TASK TO COMPLETE
Can you pull out each line of the data below that includes the word "MACD"?

[Stored records]

• • • • • • •

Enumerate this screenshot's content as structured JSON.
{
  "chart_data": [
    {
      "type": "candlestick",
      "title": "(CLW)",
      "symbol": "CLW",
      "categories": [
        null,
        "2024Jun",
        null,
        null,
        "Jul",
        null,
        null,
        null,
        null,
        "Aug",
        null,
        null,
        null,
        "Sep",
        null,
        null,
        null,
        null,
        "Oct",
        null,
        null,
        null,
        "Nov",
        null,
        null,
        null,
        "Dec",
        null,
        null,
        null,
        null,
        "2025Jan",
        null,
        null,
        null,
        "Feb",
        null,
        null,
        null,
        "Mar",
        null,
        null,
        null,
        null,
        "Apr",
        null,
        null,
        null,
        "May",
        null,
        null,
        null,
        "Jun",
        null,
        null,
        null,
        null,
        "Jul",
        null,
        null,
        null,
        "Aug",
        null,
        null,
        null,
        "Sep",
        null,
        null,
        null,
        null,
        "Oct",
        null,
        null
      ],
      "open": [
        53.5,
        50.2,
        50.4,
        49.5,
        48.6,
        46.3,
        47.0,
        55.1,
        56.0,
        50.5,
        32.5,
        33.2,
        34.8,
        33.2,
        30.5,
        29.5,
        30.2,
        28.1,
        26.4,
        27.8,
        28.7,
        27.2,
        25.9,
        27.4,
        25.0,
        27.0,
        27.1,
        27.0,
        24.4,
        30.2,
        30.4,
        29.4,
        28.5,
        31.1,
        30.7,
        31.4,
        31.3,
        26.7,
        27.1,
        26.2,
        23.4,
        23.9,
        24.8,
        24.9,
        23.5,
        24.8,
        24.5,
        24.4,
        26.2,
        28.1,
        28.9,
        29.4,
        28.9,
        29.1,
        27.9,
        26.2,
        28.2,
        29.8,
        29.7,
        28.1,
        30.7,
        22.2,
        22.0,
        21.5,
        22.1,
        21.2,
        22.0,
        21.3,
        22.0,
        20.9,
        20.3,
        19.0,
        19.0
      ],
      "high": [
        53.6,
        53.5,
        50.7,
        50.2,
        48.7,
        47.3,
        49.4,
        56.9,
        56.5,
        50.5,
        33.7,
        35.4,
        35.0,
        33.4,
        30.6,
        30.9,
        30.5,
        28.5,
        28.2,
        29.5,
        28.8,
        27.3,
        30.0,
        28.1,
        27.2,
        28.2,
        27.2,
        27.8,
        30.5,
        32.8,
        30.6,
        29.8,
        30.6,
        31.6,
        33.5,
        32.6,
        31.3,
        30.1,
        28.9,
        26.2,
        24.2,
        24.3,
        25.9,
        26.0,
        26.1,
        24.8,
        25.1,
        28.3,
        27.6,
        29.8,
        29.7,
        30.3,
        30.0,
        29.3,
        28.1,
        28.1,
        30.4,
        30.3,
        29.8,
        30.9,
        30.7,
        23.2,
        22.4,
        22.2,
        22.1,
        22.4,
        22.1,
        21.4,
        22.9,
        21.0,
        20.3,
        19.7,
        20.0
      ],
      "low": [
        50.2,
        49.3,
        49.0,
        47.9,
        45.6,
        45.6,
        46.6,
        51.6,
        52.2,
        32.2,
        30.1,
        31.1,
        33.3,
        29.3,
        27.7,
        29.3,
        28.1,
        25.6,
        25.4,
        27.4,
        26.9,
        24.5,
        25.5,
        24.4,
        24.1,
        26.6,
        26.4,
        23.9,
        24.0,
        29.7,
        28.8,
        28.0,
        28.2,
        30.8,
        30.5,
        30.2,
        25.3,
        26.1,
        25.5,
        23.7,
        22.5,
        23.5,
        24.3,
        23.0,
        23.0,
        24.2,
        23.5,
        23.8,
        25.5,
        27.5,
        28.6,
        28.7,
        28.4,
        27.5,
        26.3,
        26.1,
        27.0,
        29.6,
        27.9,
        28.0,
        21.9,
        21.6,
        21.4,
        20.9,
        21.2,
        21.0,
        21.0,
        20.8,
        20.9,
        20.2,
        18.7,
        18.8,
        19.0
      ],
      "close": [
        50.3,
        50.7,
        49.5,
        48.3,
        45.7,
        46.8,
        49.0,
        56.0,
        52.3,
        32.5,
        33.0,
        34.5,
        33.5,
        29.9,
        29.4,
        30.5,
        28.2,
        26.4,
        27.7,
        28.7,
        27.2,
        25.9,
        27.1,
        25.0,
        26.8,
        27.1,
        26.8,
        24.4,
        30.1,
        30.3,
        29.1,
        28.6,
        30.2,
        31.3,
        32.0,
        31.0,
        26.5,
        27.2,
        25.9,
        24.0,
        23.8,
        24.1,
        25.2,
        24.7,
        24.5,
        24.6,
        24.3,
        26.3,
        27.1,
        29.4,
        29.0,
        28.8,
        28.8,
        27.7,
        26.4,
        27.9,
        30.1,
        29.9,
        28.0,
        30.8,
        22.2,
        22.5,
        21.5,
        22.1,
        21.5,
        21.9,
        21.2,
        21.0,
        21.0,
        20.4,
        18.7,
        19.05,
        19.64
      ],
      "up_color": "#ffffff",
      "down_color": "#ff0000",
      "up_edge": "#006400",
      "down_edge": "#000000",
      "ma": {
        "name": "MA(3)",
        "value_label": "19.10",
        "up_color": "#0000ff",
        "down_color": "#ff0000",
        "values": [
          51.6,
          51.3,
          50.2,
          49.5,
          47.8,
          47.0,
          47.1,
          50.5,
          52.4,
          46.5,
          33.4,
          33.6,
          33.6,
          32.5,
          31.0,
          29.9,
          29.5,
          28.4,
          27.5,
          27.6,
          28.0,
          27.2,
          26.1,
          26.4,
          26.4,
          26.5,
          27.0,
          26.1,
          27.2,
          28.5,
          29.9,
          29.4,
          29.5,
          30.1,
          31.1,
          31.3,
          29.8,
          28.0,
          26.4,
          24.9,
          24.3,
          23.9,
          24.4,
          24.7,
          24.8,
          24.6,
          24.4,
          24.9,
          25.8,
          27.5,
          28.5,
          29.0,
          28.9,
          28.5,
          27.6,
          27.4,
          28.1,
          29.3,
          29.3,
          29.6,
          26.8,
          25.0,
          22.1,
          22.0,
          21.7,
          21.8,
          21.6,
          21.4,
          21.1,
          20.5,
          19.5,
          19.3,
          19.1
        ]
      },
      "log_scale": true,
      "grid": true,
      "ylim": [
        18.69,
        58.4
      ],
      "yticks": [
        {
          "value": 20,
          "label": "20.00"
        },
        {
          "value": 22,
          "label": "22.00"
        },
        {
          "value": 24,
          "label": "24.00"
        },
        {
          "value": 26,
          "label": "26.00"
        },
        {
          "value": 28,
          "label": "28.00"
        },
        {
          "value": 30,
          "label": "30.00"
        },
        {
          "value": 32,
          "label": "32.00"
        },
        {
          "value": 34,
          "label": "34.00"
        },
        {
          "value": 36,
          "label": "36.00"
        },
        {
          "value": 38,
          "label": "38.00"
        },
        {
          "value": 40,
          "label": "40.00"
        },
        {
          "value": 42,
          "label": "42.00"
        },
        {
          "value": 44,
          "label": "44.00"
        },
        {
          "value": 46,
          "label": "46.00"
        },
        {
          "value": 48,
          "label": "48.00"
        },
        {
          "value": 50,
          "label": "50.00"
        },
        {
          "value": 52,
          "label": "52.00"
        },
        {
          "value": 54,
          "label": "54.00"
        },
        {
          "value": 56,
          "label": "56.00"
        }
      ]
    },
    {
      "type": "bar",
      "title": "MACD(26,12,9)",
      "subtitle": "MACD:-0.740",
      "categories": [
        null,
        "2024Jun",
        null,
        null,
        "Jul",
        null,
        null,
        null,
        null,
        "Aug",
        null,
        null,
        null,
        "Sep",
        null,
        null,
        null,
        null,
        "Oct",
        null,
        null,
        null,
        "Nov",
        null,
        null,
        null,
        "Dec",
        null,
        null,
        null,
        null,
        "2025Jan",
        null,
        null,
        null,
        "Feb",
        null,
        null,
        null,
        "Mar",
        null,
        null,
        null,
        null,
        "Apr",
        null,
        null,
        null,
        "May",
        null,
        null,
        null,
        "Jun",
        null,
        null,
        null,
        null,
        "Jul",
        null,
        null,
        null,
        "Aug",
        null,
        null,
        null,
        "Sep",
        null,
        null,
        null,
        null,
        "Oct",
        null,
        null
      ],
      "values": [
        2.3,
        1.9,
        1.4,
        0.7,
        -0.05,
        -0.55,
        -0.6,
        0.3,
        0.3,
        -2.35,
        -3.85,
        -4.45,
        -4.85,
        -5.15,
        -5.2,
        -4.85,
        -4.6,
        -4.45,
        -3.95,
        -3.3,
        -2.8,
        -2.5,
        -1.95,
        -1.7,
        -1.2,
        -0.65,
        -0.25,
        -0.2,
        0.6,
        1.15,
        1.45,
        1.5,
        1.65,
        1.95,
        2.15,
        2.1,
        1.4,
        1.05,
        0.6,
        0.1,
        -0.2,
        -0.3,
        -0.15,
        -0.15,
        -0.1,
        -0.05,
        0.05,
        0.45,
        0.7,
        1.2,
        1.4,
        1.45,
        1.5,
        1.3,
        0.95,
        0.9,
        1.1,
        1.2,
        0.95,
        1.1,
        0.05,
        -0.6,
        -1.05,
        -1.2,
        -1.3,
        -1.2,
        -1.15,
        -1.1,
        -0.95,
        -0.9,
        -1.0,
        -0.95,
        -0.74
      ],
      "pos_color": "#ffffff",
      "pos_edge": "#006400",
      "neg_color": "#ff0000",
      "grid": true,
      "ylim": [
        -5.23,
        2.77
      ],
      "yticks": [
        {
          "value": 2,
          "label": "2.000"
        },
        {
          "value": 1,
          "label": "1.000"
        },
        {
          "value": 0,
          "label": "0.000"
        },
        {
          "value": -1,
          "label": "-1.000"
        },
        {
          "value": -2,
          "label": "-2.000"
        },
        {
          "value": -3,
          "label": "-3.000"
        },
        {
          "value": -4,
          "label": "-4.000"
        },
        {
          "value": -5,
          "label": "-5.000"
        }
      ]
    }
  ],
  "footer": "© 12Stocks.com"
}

• • • • • • •

RESPONSE TO THE TASK
      "title": "MACD(26,12,9)",
      "subtitle": "MACD:-0.740",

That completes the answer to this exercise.